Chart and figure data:
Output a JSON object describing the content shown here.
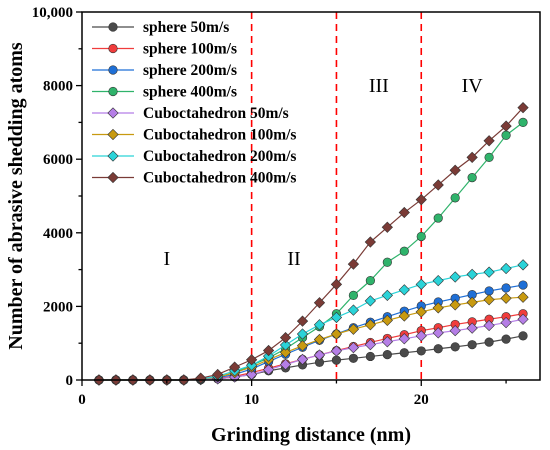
{
  "chart_data": {
    "type": "line",
    "xlabel": "Grinding distance (nm)",
    "ylabel": "Number of abrasive shedding atoms",
    "xlim": [
      0,
      27
    ],
    "ylim": [
      0,
      10000
    ],
    "xticks": [
      0,
      10,
      20
    ],
    "yticks": [
      0,
      2000,
      4000,
      6000,
      8000,
      10000
    ],
    "ytick_labels": [
      "0",
      "2000",
      "4000",
      "6000",
      "8000",
      "10,000"
    ],
    "legend_position": "top-left",
    "grid": false,
    "region_boundaries": [
      10,
      15,
      20
    ],
    "boundary_color": "#ff0000",
    "regions": [
      {
        "label": "I",
        "x": 5,
        "y": 3250
      },
      {
        "label": "II",
        "x": 12.5,
        "y": 3250
      },
      {
        "label": "III",
        "x": 17.5,
        "y": 7950
      },
      {
        "label": "IV",
        "x": 23,
        "y": 7950
      }
    ],
    "x": [
      1,
      2,
      3,
      4,
      5,
      6,
      7,
      8,
      9,
      10,
      11,
      12,
      13,
      14,
      15,
      16,
      17,
      18,
      19,
      20,
      21,
      22,
      23,
      24,
      25,
      26
    ],
    "series": [
      {
        "name": "sphere 50m/s",
        "color": "#4a4a4a",
        "marker": "circle",
        "values": [
          0,
          0,
          0,
          0,
          0,
          0,
          10,
          30,
          80,
          150,
          250,
          330,
          410,
          480,
          540,
          590,
          640,
          690,
          740,
          790,
          850,
          900,
          960,
          1030,
          1110,
          1200
        ]
      },
      {
        "name": "sphere 100m/s",
        "color": "#f03c3c",
        "marker": "circle",
        "values": [
          0,
          0,
          0,
          0,
          0,
          0,
          10,
          40,
          100,
          200,
          320,
          440,
          560,
          680,
          800,
          910,
          1020,
          1130,
          1230,
          1340,
          1420,
          1510,
          1580,
          1650,
          1720,
          1800
        ]
      },
      {
        "name": "sphere 200m/s",
        "color": "#1f6fd6",
        "marker": "circle",
        "values": [
          0,
          0,
          0,
          0,
          0,
          0,
          20,
          60,
          150,
          300,
          500,
          700,
          890,
          1080,
          1250,
          1420,
          1570,
          1720,
          1870,
          2010,
          2120,
          2220,
          2320,
          2420,
          2500,
          2580
        ]
      },
      {
        "name": "sphere 400m/s",
        "color": "#2fb36b",
        "marker": "circle",
        "values": [
          0,
          0,
          0,
          0,
          0,
          0,
          20,
          80,
          200,
          400,
          600,
          850,
          1150,
          1450,
          1800,
          2300,
          2700,
          3200,
          3500,
          3900,
          4400,
          4950,
          5500,
          6050,
          6650,
          7000
        ]
      },
      {
        "name": "Cuboctahedron 50m/s",
        "color": "#b57ee6",
        "marker": "diamond",
        "values": [
          0,
          0,
          0,
          0,
          0,
          0,
          10,
          30,
          80,
          150,
          280,
          420,
          560,
          680,
          790,
          880,
          960,
          1040,
          1120,
          1200,
          1280,
          1340,
          1410,
          1480,
          1560,
          1650
        ]
      },
      {
        "name": "Cuboctahedron 100m/s",
        "color": "#c89a10",
        "marker": "diamond",
        "values": [
          0,
          0,
          0,
          0,
          0,
          0,
          30,
          80,
          200,
          350,
          550,
          750,
          930,
          1100,
          1250,
          1380,
          1500,
          1620,
          1740,
          1850,
          1960,
          2040,
          2110,
          2180,
          2220,
          2250
        ]
      },
      {
        "name": "Cuboctahedron 200m/s",
        "color": "#2ad3d8",
        "marker": "diamond",
        "values": [
          0,
          0,
          0,
          0,
          0,
          0,
          30,
          100,
          250,
          400,
          650,
          950,
          1250,
          1500,
          1700,
          1900,
          2150,
          2300,
          2450,
          2600,
          2700,
          2800,
          2870,
          2930,
          3030,
          3130
        ]
      },
      {
        "name": "Cuboctahedron 400m/s",
        "color": "#7a3b36",
        "marker": "diamond",
        "values": [
          0,
          0,
          0,
          0,
          0,
          0,
          50,
          150,
          350,
          550,
          800,
          1150,
          1600,
          2100,
          2600,
          3150,
          3750,
          4150,
          4550,
          4900,
          5300,
          5700,
          6050,
          6500,
          6900,
          7400
        ]
      }
    ]
  }
}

◆ **What the exercise asks**: Lines that hold the word "name" are the ones to return, every one of them.

◆ **Completed exercise**:
        "name": "sphere 50m/s",
        "name": "sphere 100m/s",
        "name": "sphere 200m/s",
        "name": "sphere 400m/s",
        "name": "Cuboctahedron 50m/s",
        "name": "Cuboctahedron 100m/s",
        "name": "Cuboctahedron 200m/s",
        "name": "Cuboctahedron 400m/s",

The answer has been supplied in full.